*SHORT TASK*
Of all the lines in this data, how many include "model"? Respond with the number only.

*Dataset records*

>> BEGIN

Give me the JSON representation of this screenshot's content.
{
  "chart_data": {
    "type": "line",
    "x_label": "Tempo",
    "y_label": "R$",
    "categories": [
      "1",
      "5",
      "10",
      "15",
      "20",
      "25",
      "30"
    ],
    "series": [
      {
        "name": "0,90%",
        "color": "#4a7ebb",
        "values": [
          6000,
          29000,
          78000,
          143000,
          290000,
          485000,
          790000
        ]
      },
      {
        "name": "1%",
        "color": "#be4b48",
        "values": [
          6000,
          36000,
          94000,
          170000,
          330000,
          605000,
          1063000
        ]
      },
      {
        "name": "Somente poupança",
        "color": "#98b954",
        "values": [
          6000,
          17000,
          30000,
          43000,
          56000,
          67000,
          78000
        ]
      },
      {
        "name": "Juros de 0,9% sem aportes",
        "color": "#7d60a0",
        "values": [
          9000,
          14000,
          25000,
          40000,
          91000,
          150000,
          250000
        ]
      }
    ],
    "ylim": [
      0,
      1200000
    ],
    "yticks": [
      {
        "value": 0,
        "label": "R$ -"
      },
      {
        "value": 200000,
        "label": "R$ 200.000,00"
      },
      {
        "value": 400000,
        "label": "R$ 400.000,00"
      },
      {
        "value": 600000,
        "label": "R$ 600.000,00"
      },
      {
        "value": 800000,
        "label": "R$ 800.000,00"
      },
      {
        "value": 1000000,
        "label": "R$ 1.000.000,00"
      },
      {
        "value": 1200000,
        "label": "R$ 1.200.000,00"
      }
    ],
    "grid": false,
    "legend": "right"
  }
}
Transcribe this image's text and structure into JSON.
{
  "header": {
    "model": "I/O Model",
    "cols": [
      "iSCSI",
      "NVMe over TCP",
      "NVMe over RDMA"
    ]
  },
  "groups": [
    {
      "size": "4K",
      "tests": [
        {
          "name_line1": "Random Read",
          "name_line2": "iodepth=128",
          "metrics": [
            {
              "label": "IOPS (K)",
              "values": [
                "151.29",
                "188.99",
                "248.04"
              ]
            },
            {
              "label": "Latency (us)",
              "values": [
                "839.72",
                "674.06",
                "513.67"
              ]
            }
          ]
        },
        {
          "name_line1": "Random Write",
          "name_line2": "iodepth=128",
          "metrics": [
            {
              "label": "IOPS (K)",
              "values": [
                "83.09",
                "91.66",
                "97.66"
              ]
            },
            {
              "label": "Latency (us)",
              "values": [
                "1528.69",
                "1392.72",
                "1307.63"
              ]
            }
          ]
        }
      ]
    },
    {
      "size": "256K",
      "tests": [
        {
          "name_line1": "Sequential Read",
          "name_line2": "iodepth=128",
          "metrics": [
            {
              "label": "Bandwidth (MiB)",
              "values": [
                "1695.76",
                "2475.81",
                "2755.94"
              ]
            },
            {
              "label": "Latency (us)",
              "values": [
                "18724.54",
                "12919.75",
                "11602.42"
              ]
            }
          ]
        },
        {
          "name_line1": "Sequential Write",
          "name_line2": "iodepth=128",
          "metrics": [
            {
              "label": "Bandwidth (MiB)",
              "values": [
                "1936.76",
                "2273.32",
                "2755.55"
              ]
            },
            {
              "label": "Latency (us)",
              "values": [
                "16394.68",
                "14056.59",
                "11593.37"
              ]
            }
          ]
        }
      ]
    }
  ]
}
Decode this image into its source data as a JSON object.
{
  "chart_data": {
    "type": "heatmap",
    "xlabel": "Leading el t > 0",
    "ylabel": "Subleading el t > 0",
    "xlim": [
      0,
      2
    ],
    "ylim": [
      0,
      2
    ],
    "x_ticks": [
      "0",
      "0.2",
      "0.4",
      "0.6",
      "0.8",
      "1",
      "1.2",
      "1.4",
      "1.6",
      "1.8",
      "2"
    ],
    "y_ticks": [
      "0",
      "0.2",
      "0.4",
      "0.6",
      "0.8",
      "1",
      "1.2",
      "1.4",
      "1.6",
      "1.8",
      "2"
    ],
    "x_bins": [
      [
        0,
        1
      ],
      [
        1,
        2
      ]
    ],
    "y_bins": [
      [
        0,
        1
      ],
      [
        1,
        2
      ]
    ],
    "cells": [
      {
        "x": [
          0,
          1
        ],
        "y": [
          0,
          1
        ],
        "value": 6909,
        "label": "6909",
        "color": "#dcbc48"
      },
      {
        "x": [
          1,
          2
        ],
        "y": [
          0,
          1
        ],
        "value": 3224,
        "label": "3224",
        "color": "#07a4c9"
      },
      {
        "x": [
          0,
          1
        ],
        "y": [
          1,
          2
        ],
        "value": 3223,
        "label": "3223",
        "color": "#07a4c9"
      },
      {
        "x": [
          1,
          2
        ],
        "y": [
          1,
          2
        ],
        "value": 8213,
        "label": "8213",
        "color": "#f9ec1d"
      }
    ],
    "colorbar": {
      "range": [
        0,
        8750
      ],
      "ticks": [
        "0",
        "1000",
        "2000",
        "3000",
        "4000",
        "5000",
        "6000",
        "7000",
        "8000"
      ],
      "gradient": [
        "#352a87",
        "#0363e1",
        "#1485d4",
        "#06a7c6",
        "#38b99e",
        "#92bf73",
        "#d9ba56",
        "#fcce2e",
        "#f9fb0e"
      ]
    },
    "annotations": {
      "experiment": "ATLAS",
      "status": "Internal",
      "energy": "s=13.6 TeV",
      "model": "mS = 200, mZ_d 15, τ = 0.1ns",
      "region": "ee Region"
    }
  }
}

>> END

*EXERCISE SOLUTION*
2